→ MATERIAL FOR THIS TASK:
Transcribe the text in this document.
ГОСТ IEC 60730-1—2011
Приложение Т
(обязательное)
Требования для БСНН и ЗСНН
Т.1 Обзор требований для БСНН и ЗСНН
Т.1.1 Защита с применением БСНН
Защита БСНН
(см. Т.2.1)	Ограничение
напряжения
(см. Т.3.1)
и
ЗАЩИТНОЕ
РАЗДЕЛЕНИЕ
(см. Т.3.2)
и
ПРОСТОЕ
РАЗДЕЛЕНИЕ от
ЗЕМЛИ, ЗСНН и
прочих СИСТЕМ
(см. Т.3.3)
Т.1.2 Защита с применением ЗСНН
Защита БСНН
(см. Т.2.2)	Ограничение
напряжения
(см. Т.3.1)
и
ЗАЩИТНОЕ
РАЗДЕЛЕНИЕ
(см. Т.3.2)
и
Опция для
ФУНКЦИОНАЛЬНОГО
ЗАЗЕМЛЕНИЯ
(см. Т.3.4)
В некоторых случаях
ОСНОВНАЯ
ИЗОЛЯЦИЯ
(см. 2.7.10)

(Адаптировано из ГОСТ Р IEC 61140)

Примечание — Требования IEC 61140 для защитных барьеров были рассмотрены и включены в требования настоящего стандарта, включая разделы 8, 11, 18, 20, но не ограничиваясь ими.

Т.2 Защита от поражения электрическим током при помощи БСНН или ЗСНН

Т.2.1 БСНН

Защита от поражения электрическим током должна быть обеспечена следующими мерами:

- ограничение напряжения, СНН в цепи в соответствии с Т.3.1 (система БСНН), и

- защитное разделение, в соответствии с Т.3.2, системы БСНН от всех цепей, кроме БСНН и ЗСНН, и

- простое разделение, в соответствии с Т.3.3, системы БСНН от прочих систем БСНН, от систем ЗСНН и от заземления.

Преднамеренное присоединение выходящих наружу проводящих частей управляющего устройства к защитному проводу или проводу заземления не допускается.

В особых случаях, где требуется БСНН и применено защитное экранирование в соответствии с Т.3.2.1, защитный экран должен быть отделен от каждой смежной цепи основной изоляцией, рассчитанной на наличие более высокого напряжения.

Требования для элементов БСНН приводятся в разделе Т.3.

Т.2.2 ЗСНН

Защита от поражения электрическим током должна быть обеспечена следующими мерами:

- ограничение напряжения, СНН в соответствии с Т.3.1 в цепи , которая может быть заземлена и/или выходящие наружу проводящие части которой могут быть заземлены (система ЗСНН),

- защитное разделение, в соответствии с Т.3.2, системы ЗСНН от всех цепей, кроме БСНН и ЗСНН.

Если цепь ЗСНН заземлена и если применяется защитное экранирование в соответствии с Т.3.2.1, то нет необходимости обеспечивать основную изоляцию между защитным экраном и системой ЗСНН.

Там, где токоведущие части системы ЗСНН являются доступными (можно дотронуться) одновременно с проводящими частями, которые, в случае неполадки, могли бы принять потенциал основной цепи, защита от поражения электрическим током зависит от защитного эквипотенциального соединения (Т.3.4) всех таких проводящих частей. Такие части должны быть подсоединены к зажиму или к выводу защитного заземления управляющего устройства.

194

→ DIRECTION: Look through the entries above and report each line where the string "ЗСНН" occurs.

→ WRITTEN REPLY:
Требования для БСНН и ЗСНН
Т.1 Обзор требований для БСНН и ЗСНН
ЗЕМЛИ, ЗСНН и
Т.1.2 Защита с применением ЗСНН
Т.2 Защита от поражения электрическим током при помощи БСНН или ЗСНН
- защитное разделение, в соответствии с Т.3.2, системы БСНН от всех цепей, кроме БСНН и ЗСНН, и
- простое разделение, в соответствии с Т.3.3, системы БСНН от прочих систем БСНН, от систем ЗСНН и от заземления.
Т.2.2 ЗСНН
- ограничение напряжения, СНН в соответствии с Т.3.1 в цепи , которая может быть заземлена и/или выходящие наружу проводящие части которой могут быть заземлены (система ЗСНН),
- защитное разделение, в соответствии с Т.3.2, системы ЗСНН от всех цепей, кроме БСНН и ЗСНН.
Если цепь ЗСНН заземлена и если применяется защитное экранирование в соответствии с Т.3.2.1, то нет необходимости обеспечивать основную изоляцию между защитным экраном и системой ЗСНН.
Там, где токоведущие части системы ЗСНН являются доступными (можно дотронуться) одновременно с проводящими частями, которые, в случае неполадки, могли бы принять потенциал основной цепи, защита от поражения электрическим током зависит от защитного эквипотенциального соединения (Т.3.4) всех таких проводящих частей. Такие части должны быть подсоединены к зажиму или к выводу защитного заземления управляющего устройства.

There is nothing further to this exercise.